▶ **YOUR GOAL**: Copy the data from the line with "Identify all the" to the line with "exercise-label: b) — [2, 26, 26, 50]" without any change. Omit the pictures from your copy.

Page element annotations
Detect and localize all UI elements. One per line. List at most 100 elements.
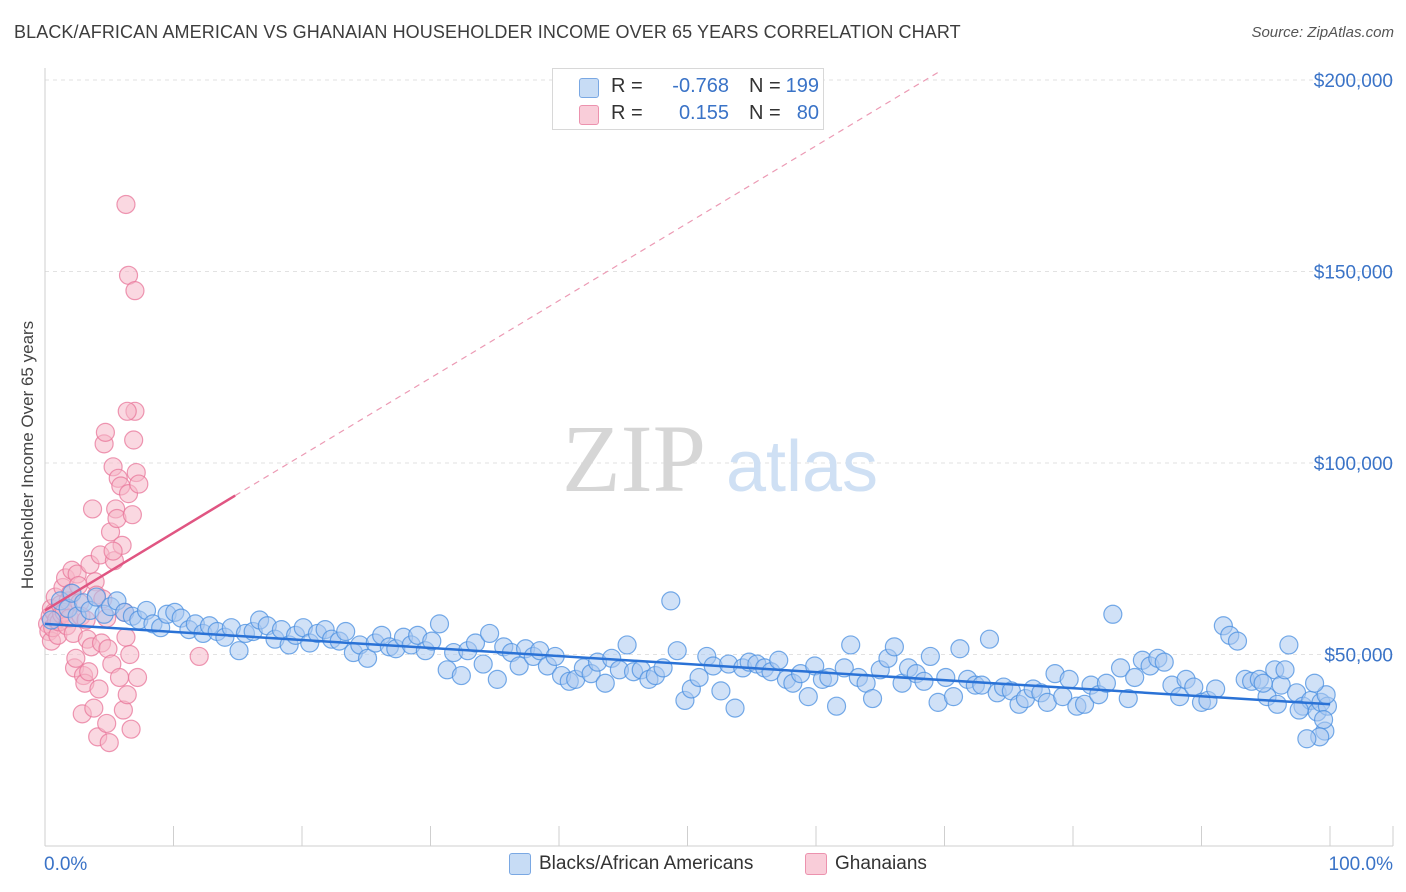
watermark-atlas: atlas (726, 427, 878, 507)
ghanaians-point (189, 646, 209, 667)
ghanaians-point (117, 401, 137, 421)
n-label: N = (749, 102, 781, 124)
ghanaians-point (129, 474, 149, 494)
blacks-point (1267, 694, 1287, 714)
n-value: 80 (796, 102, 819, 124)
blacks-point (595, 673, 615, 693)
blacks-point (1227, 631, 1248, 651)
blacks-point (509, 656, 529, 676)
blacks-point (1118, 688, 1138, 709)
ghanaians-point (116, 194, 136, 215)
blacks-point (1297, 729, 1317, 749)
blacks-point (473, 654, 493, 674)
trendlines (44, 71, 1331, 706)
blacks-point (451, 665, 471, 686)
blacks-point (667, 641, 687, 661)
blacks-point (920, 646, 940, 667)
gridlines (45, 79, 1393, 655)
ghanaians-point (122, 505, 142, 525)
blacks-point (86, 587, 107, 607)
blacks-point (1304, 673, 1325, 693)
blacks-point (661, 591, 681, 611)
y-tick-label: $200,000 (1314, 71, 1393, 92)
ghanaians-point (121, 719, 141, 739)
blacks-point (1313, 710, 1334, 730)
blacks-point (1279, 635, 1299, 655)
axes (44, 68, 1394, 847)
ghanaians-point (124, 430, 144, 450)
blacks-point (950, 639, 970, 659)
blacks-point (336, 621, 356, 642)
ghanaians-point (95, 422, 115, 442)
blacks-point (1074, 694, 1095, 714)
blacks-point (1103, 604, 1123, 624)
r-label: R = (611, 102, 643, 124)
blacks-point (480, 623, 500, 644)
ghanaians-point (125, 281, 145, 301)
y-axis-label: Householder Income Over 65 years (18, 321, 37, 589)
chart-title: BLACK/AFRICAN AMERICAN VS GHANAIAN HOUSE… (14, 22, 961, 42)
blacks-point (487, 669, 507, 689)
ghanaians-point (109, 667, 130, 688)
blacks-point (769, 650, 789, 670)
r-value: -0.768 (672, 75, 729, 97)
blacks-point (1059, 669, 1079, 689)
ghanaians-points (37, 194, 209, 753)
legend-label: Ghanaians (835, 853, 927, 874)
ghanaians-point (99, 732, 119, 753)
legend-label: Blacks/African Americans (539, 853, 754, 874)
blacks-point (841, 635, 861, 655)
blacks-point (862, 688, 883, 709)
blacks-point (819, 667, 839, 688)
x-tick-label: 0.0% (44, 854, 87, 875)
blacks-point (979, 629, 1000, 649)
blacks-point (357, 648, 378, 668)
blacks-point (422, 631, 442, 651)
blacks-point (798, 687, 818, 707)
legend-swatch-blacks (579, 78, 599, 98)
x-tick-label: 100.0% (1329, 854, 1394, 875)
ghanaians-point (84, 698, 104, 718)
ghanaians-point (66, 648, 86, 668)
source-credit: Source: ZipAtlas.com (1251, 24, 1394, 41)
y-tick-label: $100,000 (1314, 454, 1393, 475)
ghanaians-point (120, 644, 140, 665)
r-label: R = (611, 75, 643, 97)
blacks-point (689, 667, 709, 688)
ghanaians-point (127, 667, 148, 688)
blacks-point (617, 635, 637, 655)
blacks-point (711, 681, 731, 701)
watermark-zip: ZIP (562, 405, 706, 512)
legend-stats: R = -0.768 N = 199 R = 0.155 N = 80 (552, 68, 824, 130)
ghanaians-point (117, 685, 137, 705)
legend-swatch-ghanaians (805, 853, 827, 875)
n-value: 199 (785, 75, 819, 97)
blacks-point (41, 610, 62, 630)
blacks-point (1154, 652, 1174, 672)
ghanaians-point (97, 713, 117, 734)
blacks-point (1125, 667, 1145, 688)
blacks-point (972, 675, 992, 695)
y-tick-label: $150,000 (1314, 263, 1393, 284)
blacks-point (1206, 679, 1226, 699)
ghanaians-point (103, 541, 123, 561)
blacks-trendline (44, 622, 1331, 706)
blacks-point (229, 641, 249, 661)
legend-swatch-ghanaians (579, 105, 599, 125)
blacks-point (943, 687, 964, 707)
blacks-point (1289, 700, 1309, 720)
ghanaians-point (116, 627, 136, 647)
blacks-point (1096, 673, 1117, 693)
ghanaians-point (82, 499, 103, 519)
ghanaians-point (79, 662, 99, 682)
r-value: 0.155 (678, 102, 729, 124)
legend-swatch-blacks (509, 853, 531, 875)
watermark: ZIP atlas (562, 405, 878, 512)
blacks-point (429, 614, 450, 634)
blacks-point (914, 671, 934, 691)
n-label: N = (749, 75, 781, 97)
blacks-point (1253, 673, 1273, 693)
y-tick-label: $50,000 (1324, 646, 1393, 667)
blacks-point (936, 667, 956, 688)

==

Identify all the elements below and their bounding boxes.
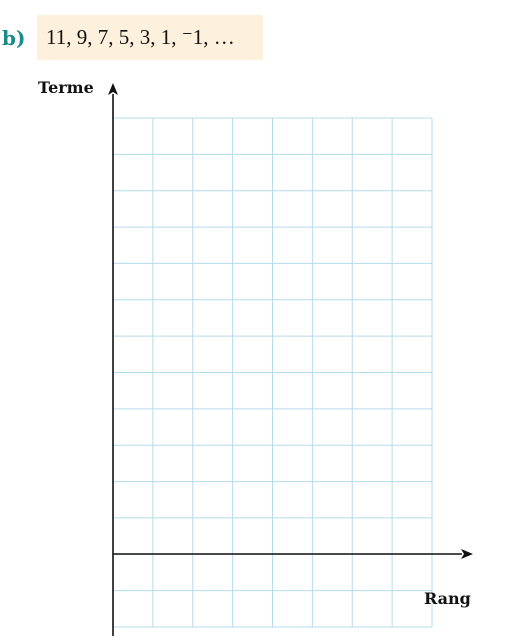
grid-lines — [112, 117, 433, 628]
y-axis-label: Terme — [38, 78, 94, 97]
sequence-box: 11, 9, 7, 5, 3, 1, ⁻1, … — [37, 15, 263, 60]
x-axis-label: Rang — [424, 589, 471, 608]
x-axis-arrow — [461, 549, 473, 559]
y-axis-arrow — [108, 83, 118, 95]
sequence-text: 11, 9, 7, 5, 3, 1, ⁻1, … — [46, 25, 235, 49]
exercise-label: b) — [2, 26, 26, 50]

▶ **RESPONSE**:
Identify all the elements below and their bounding boxes.
grid-lines — [112, 117, 433, 628]
y-axis-label: Terme — [38, 78, 94, 97]
sequence-box: 11, 9, 7, 5, 3, 1, ⁻1, … — [37, 15, 263, 60]
x-axis-label: Rang — [424, 589, 471, 608]
x-axis-arrow — [461, 549, 473, 559]
y-axis-arrow — [108, 83, 118, 95]
sequence-text: 11, 9, 7, 5, 3, 1, ⁻1, … — [46, 25, 235, 49]
exercise-label: b) — [2, 26, 26, 50]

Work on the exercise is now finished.